* WHAT THE TASK ASKS:
Reproduce all of the data word for word.

-- Begin SUPPLIED INFORMATION --

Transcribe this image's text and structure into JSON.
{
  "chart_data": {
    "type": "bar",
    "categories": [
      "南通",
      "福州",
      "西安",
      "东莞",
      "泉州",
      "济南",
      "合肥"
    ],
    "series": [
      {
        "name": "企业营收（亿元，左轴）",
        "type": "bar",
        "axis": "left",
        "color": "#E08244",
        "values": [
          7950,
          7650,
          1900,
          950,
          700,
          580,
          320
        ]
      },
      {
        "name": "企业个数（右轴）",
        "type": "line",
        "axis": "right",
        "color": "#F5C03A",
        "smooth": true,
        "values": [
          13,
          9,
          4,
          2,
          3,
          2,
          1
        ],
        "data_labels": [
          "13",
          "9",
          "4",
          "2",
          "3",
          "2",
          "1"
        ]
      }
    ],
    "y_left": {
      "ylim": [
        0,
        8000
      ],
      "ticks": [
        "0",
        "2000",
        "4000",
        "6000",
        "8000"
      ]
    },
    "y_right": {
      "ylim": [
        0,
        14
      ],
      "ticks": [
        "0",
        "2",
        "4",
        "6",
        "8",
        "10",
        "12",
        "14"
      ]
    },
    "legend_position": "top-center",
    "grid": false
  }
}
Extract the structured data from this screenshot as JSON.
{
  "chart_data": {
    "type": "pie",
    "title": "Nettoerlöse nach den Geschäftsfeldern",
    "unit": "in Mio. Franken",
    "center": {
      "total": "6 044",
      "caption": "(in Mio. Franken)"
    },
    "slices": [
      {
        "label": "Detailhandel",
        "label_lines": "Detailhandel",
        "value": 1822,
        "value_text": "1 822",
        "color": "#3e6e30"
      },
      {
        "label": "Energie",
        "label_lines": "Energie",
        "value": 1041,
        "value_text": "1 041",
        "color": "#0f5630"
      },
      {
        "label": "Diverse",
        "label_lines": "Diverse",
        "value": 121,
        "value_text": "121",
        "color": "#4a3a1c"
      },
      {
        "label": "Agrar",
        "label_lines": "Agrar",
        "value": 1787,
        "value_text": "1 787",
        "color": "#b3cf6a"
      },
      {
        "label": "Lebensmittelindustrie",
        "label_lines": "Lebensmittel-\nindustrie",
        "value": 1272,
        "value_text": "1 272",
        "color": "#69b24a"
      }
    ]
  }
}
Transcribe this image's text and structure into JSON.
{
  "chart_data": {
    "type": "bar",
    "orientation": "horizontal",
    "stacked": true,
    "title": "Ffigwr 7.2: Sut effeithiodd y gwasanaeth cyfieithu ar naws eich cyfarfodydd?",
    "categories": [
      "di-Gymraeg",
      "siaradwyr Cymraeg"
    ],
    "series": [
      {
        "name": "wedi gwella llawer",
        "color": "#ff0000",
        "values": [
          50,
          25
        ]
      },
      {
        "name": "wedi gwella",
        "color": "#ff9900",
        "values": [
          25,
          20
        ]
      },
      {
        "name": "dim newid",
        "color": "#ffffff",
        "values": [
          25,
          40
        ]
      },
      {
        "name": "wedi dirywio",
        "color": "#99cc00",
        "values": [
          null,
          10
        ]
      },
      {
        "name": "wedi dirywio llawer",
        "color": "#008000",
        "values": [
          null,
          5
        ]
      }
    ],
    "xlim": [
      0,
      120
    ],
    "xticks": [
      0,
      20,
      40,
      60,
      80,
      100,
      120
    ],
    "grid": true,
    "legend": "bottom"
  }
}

-- End SUPPLIED INFORMATION --

* OUTPUT BELOW:
Transcribe this image's text and structure into JSON.
{
  "chart_data": {
    "type": "bar",
    "categories": [
      "南通",
      "福州",
      "西安",
      "东莞",
      "泉州",
      "济南",
      "合肥"
    ],
    "series": [
      {
        "name": "企业营收（亿元，左轴）",
        "type": "bar",
        "axis": "left",
        "color": "#E08244",
        "values": [
          7950,
          7650,
          1900,
          950,
          700,
          580,
          320
        ]
      },
      {
        "name": "企业个数（右轴）",
        "type": "line",
        "axis": "right",
        "color": "#F5C03A",
        "smooth": true,
        "values": [
          13,
          9,
          4,
          2,
          3,
          2,
          1
        ],
        "data_labels": [
          "13",
          "9",
          "4",
          "2",
          "3",
          "2",
          "1"
        ]
      }
    ],
    "y_left": {
      "ylim": [
        0,
        8000
      ],
      "ticks": [
        "0",
        "2000",
        "4000",
        "6000",
        "8000"
      ]
    },
    "y_right": {
      "ylim": [
        0,
        14
      ],
      "ticks": [
        "0",
        "2",
        "4",
        "6",
        "8",
        "10",
        "12",
        "14"
      ]
    },
    "legend_position": "top-center",
    "grid": false
  }
}
Extract the structured data from this screenshot as JSON.
{
  "chart_data": {
    "type": "pie",
    "title": "Nettoerlöse nach den Geschäftsfeldern",
    "unit": "in Mio. Franken",
    "center": {
      "total": "6 044",
      "caption": "(in Mio. Franken)"
    },
    "slices": [
      {
        "label": "Detailhandel",
        "label_lines": "Detailhandel",
        "value": 1822,
        "value_text": "1 822",
        "color": "#3e6e30"
      },
      {
        "label": "Energie",
        "label_lines": "Energie",
        "value": 1041,
        "value_text": "1 041",
        "color": "#0f5630"
      },
      {
        "label": "Diverse",
        "label_lines": "Diverse",
        "value": 121,
        "value_text": "121",
        "color": "#4a3a1c"
      },
      {
        "label": "Agrar",
        "label_lines": "Agrar",
        "value": 1787,
        "value_text": "1 787",
        "color": "#b3cf6a"
      },
      {
        "label": "Lebensmittelindustrie",
        "label_lines": "Lebensmittel-\nindustrie",
        "value": 1272,
        "value_text": "1 272",
        "color": "#69b24a"
      }
    ]
  }
}
Transcribe this image's text and structure into JSON.
{
  "chart_data": {
    "type": "bar",
    "orientation": "horizontal",
    "stacked": true,
    "title": "Ffigwr 7.2: Sut effeithiodd y gwasanaeth cyfieithu ar naws eich cyfarfodydd?",
    "categories": [
      "di-Gymraeg",
      "siaradwyr Cymraeg"
    ],
    "series": [
      {
        "name": "wedi gwella llawer",
        "color": "#ff0000",
        "values": [
          50,
          25
        ]
      },
      {
        "name": "wedi gwella",
        "color": "#ff9900",
        "values": [
          25,
          20
        ]
      },
      {
        "name": "dim newid",
        "color": "#ffffff",
        "values": [
          25,
          40
        ]
      },
      {
        "name": "wedi dirywio",
        "color": "#99cc00",
        "values": [
          null,
          10
        ]
      },
      {
        "name": "wedi dirywio llawer",
        "color": "#008000",
        "values": [
          null,
          5
        ]
      }
    ],
    "xlim": [
      0,
      120
    ],
    "xticks": [
      0,
      20,
      40,
      60,
      80,
      100,
      120
    ],
    "grid": true,
    "legend": "bottom"
  }
}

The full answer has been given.